GIVEN RECORDS:
□ □ □

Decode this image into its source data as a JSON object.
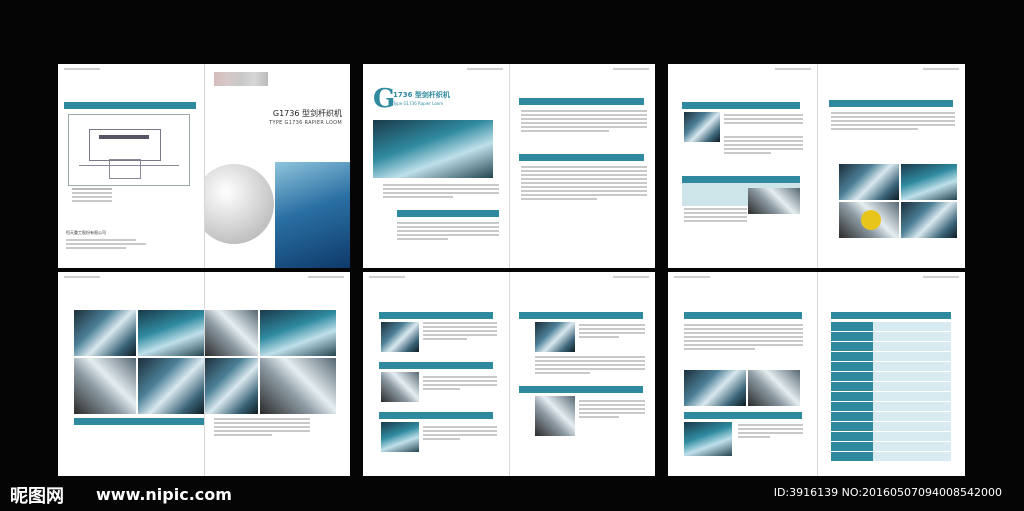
{
  "cover": {
    "title_cn": "G1736 型剑杆织机",
    "title_en": "TYPE G1736 RAPIER LOOM",
    "company": "恒天重工股份有限公司"
  },
  "brochure": {
    "big_letter": "G",
    "model_title": "1736 型剑杆织机",
    "model_subtitle": "Type G1736 Rapier Loom"
  },
  "watermark": {
    "logo_text": "昵图网",
    "url": "www.nipic.com",
    "id_text": "ID:3916139 NO:20160507094008542000"
  },
  "colors": {
    "accent": "#2f8aa0",
    "accent_light": "#9cc9d4",
    "background": "#050505"
  }
}
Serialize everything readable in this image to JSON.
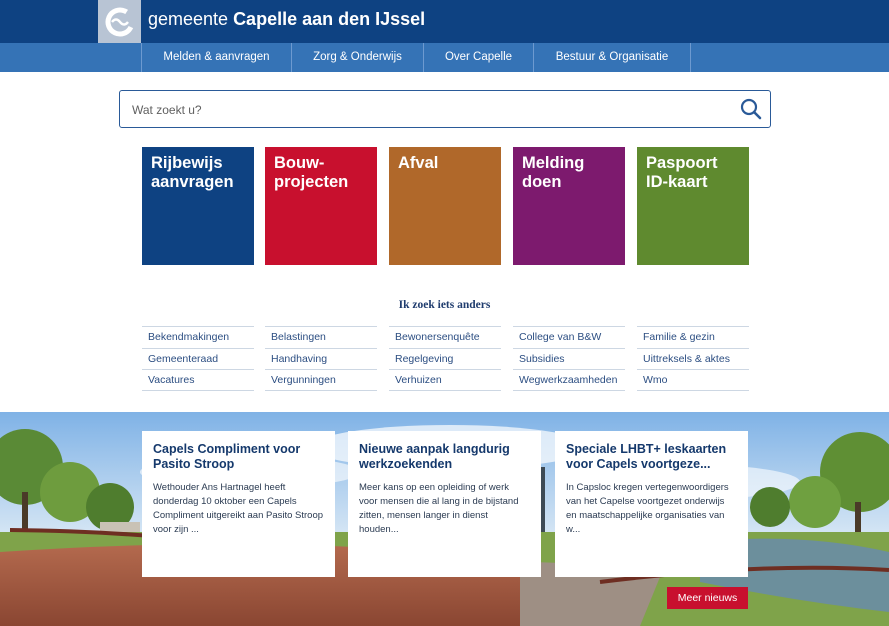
{
  "header": {
    "title_prefix": "gemeente ",
    "title_bold": "Capelle aan den IJssel",
    "logo_icon": "capelle-logo-icon"
  },
  "nav": {
    "items": [
      {
        "label": "Melden & aanvragen"
      },
      {
        "label": "Zorg & Onderwijs"
      },
      {
        "label": "Over Capelle"
      },
      {
        "label": "Bestuur & Organisatie"
      }
    ]
  },
  "search": {
    "placeholder": "Wat zoekt u?",
    "icon": "search-icon"
  },
  "tiles": [
    {
      "line1": "Rijbewijs",
      "line2": "aanvragen",
      "color": "#0e4282"
    },
    {
      "line1": "Bouw-",
      "line2": "projecten",
      "color": "#c8102e"
    },
    {
      "line1": "Afval",
      "line2": "",
      "color": "#b0682a"
    },
    {
      "line1": "Melding",
      "line2": "doen",
      "color": "#7d1a6e"
    },
    {
      "line1": "Paspoort",
      "line2": "ID-kaart",
      "color": "#5f8a2f"
    }
  ],
  "other": {
    "heading": "Ik zoek iets anders",
    "columns": [
      [
        "Bekendmakingen",
        "Gemeenteraad",
        "Vacatures"
      ],
      [
        "Belastingen",
        "Handhaving",
        "Vergunningen"
      ],
      [
        "Bewonersenquête",
        "Regelgeving",
        "Verhuizen"
      ],
      [
        "College van B&W",
        "Subsidies",
        "Wegwerkzaamheden"
      ],
      [
        "Familie & gezin",
        "Uittreksels & aktes",
        "Wmo"
      ]
    ]
  },
  "news": [
    {
      "title": "Capels Compliment voor Pasito Stroop",
      "text": "Wethouder Ans Hartnagel heeft donderdag 10 oktober een Capels Compliment uitgereikt aan Pasito Stroop voor zijn ..."
    },
    {
      "title": "Nieuwe aanpak langdurig werkzoekenden",
      "text": "Meer kans op een opleiding of werk voor mensen die al lang in de bijstand zitten, mensen langer in dienst houden..."
    },
    {
      "title": "Speciale LHBT+ leskaarten voor Capels voortgeze...",
      "text": "In Capsloc kregen vertegenwoordigers van het Capelse voortgezet onderwijs en maatschappelijke organisaties van w..."
    }
  ],
  "more_news": {
    "label": "Meer nieuws",
    "color": "#c8102e"
  }
}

□ □ □

PROBLEM STATEMENT:
Give all the entries again exactly, dropping each picture.

TASK ANSWER:
Decode this image into its source data as a JSON object.
{
  "cover": {
    "title_cn": "G1736 型剑杆织机",
    "title_en": "TYPE G1736 RAPIER LOOM",
    "company": "恒天重工股份有限公司"
  },
  "brochure": {
    "big_letter": "G",
    "model_title": "1736 型剑杆织机",
    "model_subtitle": "Type G1736 Rapier Loom"
  },
  "watermark": {
    "logo_text": "昵图网",
    "url": "www.nipic.com",
    "id_text": "ID:3916139 NO:20160507094008542000"
  },
  "colors": {
    "accent": "#2f8aa0",
    "accent_light": "#9cc9d4",
    "background": "#050505"
  }
}
Serialize everything readable in this image to JSON.
{
  "header": {
    "title_prefix": "gemeente ",
    "title_bold": "Capelle aan den IJssel",
    "logo_icon": "capelle-logo-icon"
  },
  "nav": {
    "items": [
      {
        "label": "Melden & aanvragen"
      },
      {
        "label": "Zorg & Onderwijs"
      },
      {
        "label": "Over Capelle"
      },
      {
        "label": "Bestuur & Organisatie"
      }
    ]
  },
  "search": {
    "placeholder": "Wat zoekt u?",
    "icon": "search-icon"
  },
  "tiles": [
    {
      "line1": "Rijbewijs",
      "line2": "aanvragen",
      "color": "#0e4282"
    },
    {
      "line1": "Bouw-",
      "line2": "projecten",
      "color": "#c8102e"
    },
    {
      "line1": "Afval",
      "line2": "",
      "color": "#b0682a"
    },
    {
      "line1": "Melding",
      "line2": "doen",
      "color": "#7d1a6e"
    },
    {
      "line1": "Paspoort",
      "line2": "ID-kaart",
      "color": "#5f8a2f"
    }
  ],
  "other": {
    "heading": "Ik zoek iets anders",
    "columns": [
      [
        "Bekendmakingen",
        "Gemeenteraad",
        "Vacatures"
      ],
      [
        "Belastingen",
        "Handhaving",
        "Vergunningen"
      ],
      [
        "Bewonersenquête",
        "Regelgeving",
        "Verhuizen"
      ],
      [
        "College van B&W",
        "Subsidies",
        "Wegwerkzaamheden"
      ],
      [
        "Familie & gezin",
        "Uittreksels & aktes",
        "Wmo"
      ]
    ]
  },
  "news": [
    {
      "title": "Capels Compliment voor Pasito Stroop",
      "text": "Wethouder Ans Hartnagel heeft donderdag 10 oktober een Capels Compliment uitgereikt aan Pasito Stroop voor zijn ..."
    },
    {
      "title": "Nieuwe aanpak langdurig werkzoekenden",
      "text": "Meer kans op een opleiding of werk voor mensen die al lang in de bijstand zitten, mensen langer in dienst houden..."
    },
    {
      "title": "Speciale LHBT+ leskaarten voor Capels voortgeze...",
      "text": "In Capsloc kregen vertegenwoordigers van het Capelse voortgezet onderwijs en maatschappelijke organisaties van w..."
    }
  ],
  "more_news": {
    "label": "Meer nieuws",
    "color": "#c8102e"
  }
}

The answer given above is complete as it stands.